Task goal: Find every line in the records below that contains the word "title", and copy each such line.

Dataset entries on figures:
** Begin **

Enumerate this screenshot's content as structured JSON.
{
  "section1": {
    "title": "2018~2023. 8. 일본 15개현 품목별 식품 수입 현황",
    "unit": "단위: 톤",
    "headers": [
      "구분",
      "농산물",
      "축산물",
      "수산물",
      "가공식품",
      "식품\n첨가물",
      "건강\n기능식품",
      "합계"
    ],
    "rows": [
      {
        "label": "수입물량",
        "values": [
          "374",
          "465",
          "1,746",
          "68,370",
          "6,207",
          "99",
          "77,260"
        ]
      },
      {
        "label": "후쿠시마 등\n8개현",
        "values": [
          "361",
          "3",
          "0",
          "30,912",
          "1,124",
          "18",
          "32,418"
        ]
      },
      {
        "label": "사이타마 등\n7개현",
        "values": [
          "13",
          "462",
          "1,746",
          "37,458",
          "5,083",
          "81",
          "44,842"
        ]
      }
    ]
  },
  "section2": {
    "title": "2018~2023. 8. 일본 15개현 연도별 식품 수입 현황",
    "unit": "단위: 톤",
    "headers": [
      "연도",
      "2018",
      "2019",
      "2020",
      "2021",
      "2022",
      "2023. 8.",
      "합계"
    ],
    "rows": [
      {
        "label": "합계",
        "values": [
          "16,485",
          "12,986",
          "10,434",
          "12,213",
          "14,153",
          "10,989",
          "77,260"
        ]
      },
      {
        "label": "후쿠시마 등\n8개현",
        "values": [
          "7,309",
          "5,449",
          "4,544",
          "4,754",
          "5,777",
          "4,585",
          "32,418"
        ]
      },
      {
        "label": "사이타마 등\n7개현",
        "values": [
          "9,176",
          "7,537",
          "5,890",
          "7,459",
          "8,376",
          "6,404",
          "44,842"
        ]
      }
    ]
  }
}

** End **

Task solution:
    "title": "2018~2023. 8. 일본 15개현 품목별 식품 수입 현황",
    "title": "2018~2023. 8. 일본 15개현 연도별 식품 수입 현황",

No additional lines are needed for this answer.